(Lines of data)
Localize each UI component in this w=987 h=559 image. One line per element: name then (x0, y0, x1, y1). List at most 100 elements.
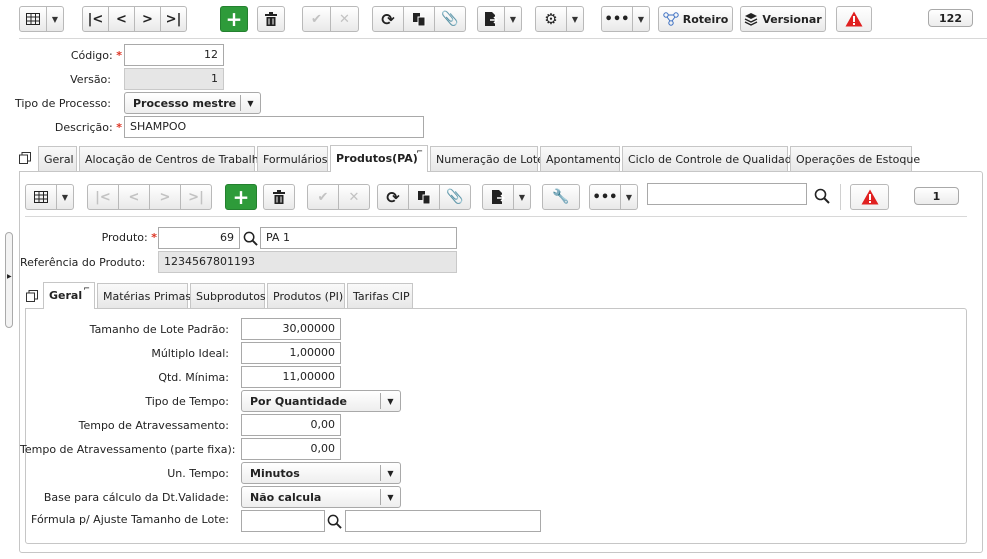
multiplo-field[interactable]: 1,00000 (241, 342, 341, 364)
window-tabs-icon[interactable] (26, 290, 38, 302)
sub-duplicate-button[interactable] (408, 184, 440, 210)
tamanho-lote-label: Tamanho de Lote Padrão: (89, 323, 229, 336)
sub-previous-record-button[interactable]: < (118, 184, 150, 210)
sub-grid-view-dropdown[interactable]: ▼ (56, 184, 74, 210)
tab-formularios[interactable]: Formulários (257, 146, 328, 171)
produto-name-field[interactable]: PA 1 (260, 227, 457, 249)
search-icon[interactable] (814, 188, 830, 204)
tab-apontamento[interactable]: Apontamento (540, 146, 621, 171)
tipo-tempo-select[interactable]: Por Quantidade ▼ (241, 390, 401, 412)
tab-produtos-pa[interactable]: Produtos(PA) ⌐ (330, 145, 428, 172)
sub-export-button[interactable] (482, 184, 514, 210)
tempo-atrav-fixa-field[interactable]: 0,00 (241, 438, 341, 460)
tempo-atrav-field[interactable]: 0,00 (241, 414, 341, 436)
formula-code-field[interactable] (241, 510, 325, 532)
tamanho-lote-field[interactable]: 30,00000 (241, 318, 341, 340)
subtab-tarifas-cip[interactable]: Tarifas CIP (347, 283, 413, 308)
sub-first-record-button[interactable]: |< (87, 184, 119, 210)
alert-button[interactable] (836, 6, 872, 32)
add-button[interactable]: + (220, 6, 248, 32)
base-calculo-select[interactable]: Não calcula ▼ (241, 486, 401, 508)
export-group: ▼ (477, 6, 522, 32)
sub-last-record-button[interactable]: >| (180, 184, 212, 210)
attachment-button[interactable]: 📎 (434, 6, 466, 32)
sub-cancel-button[interactable]: ✕ (338, 184, 370, 210)
toolbar-divider (19, 38, 987, 39)
sub-more-group: ••• ▼ (589, 184, 638, 210)
grid-view-dropdown[interactable]: ▼ (46, 6, 64, 32)
sub-alert-button[interactable] (850, 184, 889, 210)
navigation-group: |< < > >| (82, 6, 187, 32)
more-button[interactable]: ••• (601, 6, 633, 32)
confirm-button[interactable]: ✔ (302, 6, 331, 32)
sub-add-button[interactable]: + (225, 184, 257, 210)
un-tempo-label: Un. Tempo: (167, 467, 229, 480)
required-mark: * (151, 231, 157, 244)
refresh-button[interactable]: ⟳ (372, 6, 404, 32)
subtab-geral[interactable]: Geral ⌐ (43, 282, 95, 309)
required-mark: * (116, 49, 122, 62)
sub-more-button[interactable]: ••• (589, 184, 621, 210)
tipo-tempo-value: Por Quantidade (250, 394, 347, 408)
cancel-button[interactable]: ✕ (330, 6, 359, 32)
record-counter[interactable]: 122 (928, 9, 973, 27)
warning-icon (861, 189, 878, 205)
grid-view-button[interactable] (19, 6, 47, 32)
formula-search-icon[interactable] (327, 514, 342, 529)
next-record-button[interactable]: > (134, 6, 161, 32)
subtab-produtos-pi[interactable]: Produtos (PI) (267, 283, 345, 308)
roteiro-button[interactable]: Roteiro (658, 6, 733, 32)
previous-record-button[interactable]: < (108, 6, 135, 32)
sub-more-dropdown[interactable]: ▼ (620, 184, 638, 210)
formula-name-field[interactable] (345, 510, 541, 532)
sub-actions-group: ⟳ 📎 (377, 184, 471, 210)
qtd-minima-field[interactable]: 11,00000 (241, 366, 341, 388)
more-icon: ••• (604, 11, 630, 27)
subtab-subprodutos[interactable]: Subprodutos (190, 283, 266, 308)
sub-export-dropdown[interactable]: ▼ (513, 184, 531, 210)
sub-next-record-button[interactable]: > (149, 184, 181, 210)
last-icon: >| (188, 189, 204, 205)
close-icon: ✕ (339, 11, 350, 27)
sub-refresh-button[interactable]: ⟳ (377, 184, 409, 210)
sub-record-counter[interactable]: 1 (914, 187, 959, 205)
tab-alocacao[interactable]: Alocação de Centros de Trabalho (79, 146, 265, 171)
side-panel-handle[interactable]: ▶ (5, 232, 13, 328)
settings-button[interactable]: ⚙ (535, 6, 567, 32)
sub-grid-view-button[interactable] (25, 184, 57, 210)
sub-confirm-button[interactable]: ✔ (307, 184, 339, 210)
descricao-field[interactable]: SHAMPOO (124, 116, 424, 138)
un-tempo-select[interactable]: Minutos ▼ (241, 462, 401, 484)
first-record-button[interactable]: |< (82, 6, 109, 32)
refresh-icon: ⟳ (381, 9, 395, 29)
tab-ciclo-controle[interactable]: Ciclo de Controle de Qualidade (622, 146, 799, 171)
duplicate-button[interactable] (403, 6, 435, 32)
sub-confirm-cancel-group: ✔ ✕ (307, 184, 370, 210)
versao-label: Versão: (70, 73, 111, 86)
last-record-button[interactable]: >| (160, 6, 187, 32)
settings-dropdown[interactable]: ▼ (566, 6, 584, 32)
copy-icon (418, 191, 431, 204)
produto-search-icon[interactable] (243, 231, 258, 246)
delete-button[interactable] (257, 6, 285, 32)
sub-tools-button[interactable]: 🔧 (542, 184, 580, 210)
sub-search-input[interactable] (647, 183, 807, 205)
more-dropdown[interactable]: ▼ (632, 6, 650, 32)
tab-geral[interactable]: Geral (38, 146, 77, 171)
caret-down-icon: ▼ (240, 95, 260, 111)
produto-code-field[interactable]: 69 (158, 227, 240, 249)
versionar-button[interactable]: Versionar (740, 6, 826, 32)
sub-delete-button[interactable] (263, 184, 295, 210)
sub-attachment-button[interactable]: 📎 (439, 184, 471, 210)
window-tabs-icon[interactable] (19, 152, 31, 164)
sub-export-group: ▼ (482, 184, 531, 210)
export-dropdown[interactable]: ▼ (504, 6, 522, 32)
tab-numeracao-lote[interactable]: Numeração de Lote (430, 146, 544, 171)
tab-operacoes-estoque[interactable]: Operações de Estoque (790, 146, 920, 171)
codigo-field[interactable]: 12 (124, 44, 224, 66)
export-button[interactable] (477, 6, 505, 32)
caret-down-icon: ▼ (509, 14, 517, 24)
versionar-label: Versionar (762, 12, 822, 26)
subtab-materias-primas[interactable]: Matérias Primas (97, 283, 191, 308)
tipo-processo-select[interactable]: Processo mestre ▼ (124, 92, 261, 114)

REQUIRED TASK | Print the material from the line with "multiplo-field[interactable]: 1,00000 (241, 342, 341, 364)" up to and including the line with "sub-previous-record-button[interactable]: < (118, 184, 150, 210)", reproducing each line character for character.

WRITTEN REPLY |
multiplo-field[interactable]: 1,00000 (241, 342, 341, 364)
window-tabs-icon[interactable] (26, 290, 38, 302)
sub-duplicate-button[interactable] (408, 184, 440, 210)
tamanho-lote-label: Tamanho de Lote Padrão: (89, 323, 229, 336)
sub-previous-record-button[interactable]: < (118, 184, 150, 210)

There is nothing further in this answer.